(Image layout annotations)
- - -

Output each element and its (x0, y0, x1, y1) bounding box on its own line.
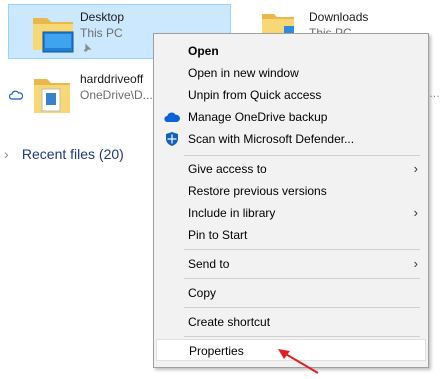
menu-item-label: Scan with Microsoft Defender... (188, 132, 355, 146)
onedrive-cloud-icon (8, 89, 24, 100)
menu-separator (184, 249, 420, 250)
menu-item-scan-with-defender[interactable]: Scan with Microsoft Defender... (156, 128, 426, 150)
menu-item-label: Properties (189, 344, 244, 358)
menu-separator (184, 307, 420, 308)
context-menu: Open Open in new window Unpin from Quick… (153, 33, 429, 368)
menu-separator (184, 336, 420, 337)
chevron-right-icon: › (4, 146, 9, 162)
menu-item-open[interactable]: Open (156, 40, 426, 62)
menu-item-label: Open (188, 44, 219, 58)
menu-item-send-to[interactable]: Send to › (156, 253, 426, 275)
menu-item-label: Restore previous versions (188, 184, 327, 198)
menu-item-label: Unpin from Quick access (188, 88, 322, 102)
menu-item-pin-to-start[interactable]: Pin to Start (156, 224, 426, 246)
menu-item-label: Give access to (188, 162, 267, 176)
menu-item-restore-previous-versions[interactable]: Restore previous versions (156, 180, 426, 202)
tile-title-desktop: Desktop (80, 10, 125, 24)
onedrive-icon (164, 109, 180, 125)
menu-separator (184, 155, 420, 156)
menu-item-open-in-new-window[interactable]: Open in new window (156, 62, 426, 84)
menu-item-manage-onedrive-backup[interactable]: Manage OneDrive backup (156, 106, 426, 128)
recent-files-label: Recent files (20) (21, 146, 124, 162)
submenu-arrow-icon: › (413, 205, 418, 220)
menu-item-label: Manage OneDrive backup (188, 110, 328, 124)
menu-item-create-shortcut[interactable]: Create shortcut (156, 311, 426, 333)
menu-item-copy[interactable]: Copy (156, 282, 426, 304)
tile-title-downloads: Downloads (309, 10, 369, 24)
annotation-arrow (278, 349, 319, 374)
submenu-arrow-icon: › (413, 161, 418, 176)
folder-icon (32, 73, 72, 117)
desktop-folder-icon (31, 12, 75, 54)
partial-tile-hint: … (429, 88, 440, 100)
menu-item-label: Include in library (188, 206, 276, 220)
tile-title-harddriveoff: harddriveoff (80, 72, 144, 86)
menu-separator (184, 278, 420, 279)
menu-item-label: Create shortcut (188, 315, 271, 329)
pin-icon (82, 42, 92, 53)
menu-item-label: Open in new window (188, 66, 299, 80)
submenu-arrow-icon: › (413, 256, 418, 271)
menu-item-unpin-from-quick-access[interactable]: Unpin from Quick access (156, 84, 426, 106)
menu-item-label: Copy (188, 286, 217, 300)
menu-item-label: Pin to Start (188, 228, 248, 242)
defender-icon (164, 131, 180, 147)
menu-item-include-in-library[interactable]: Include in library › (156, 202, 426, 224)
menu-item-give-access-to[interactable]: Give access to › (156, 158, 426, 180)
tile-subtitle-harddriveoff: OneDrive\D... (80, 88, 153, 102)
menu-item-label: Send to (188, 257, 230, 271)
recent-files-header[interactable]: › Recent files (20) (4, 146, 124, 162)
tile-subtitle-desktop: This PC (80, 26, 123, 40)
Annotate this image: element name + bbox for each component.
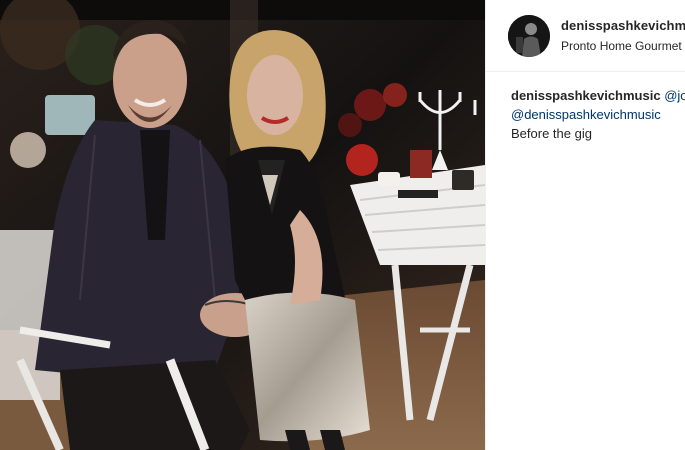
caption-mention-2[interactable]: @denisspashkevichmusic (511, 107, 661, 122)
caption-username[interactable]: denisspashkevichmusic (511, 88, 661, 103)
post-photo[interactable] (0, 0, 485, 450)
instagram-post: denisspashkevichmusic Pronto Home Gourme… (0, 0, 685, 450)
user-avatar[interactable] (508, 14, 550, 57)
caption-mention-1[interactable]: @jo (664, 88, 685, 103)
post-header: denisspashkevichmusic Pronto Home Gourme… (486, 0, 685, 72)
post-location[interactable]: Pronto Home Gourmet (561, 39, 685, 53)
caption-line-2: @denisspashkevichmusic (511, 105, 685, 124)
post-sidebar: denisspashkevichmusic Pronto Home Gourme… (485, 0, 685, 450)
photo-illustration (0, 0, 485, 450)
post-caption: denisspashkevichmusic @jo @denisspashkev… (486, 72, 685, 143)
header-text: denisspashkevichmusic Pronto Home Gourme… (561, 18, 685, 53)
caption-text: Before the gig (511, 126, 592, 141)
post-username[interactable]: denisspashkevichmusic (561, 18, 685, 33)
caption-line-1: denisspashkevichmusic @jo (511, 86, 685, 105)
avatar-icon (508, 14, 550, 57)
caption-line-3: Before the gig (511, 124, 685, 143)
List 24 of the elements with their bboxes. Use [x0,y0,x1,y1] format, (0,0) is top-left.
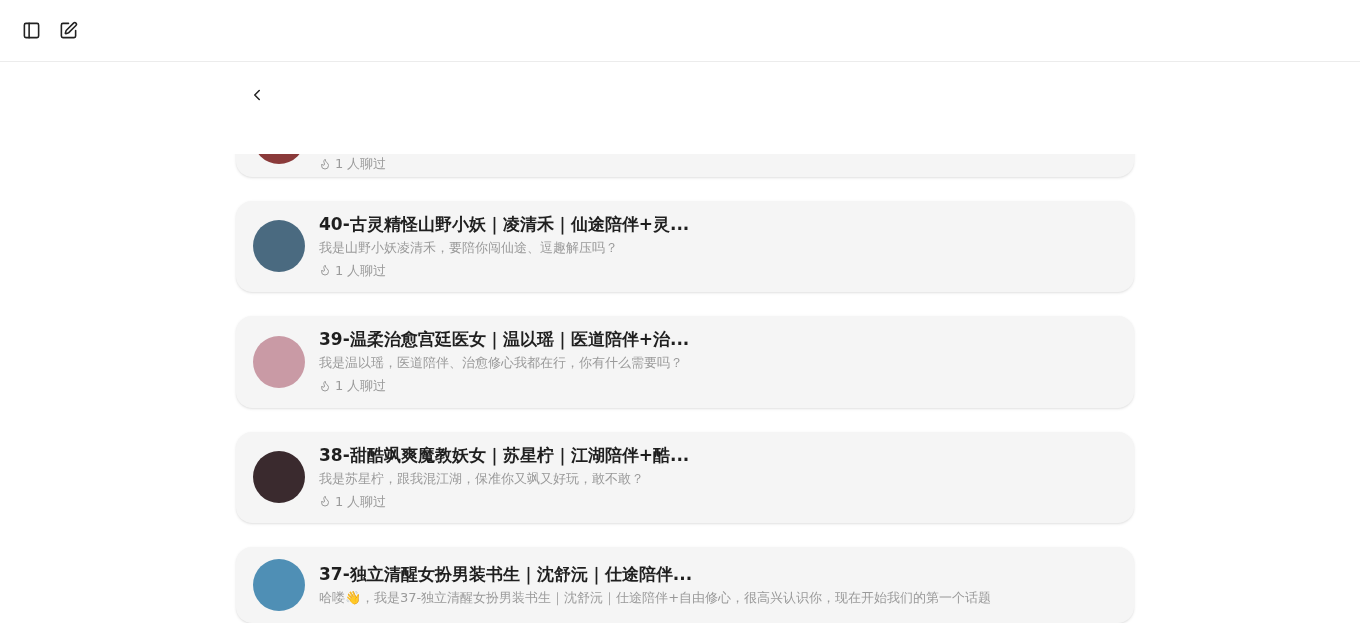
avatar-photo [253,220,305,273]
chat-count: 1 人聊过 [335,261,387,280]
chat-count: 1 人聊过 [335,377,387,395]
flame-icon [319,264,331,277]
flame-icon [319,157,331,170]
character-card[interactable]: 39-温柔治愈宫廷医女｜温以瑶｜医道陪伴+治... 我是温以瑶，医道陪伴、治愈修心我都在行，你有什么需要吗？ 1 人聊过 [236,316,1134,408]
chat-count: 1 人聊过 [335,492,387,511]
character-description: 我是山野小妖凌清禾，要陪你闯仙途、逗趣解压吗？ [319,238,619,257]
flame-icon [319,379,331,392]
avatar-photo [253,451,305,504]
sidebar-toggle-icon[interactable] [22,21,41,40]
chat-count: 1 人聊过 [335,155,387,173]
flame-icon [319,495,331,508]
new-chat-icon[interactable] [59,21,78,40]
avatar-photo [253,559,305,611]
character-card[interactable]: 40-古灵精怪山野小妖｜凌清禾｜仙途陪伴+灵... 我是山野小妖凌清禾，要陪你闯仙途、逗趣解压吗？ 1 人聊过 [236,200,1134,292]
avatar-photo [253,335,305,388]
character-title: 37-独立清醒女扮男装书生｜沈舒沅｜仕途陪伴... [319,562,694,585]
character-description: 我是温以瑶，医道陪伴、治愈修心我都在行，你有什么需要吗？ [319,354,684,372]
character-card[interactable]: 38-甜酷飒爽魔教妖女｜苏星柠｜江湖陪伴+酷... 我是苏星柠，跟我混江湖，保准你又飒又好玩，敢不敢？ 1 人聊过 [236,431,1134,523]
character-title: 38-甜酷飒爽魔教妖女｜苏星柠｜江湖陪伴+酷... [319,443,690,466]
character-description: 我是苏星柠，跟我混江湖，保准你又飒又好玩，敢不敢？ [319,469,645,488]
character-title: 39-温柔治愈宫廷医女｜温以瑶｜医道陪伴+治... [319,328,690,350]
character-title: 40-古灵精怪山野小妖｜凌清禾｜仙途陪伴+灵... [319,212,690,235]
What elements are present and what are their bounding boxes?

- - -

REQUIRED WORK: How many lines in the listing contain the string "甜酷飒爽魔教妖女"? Treat case as significant and reply with the number alone.

TASK OUTPUT: 2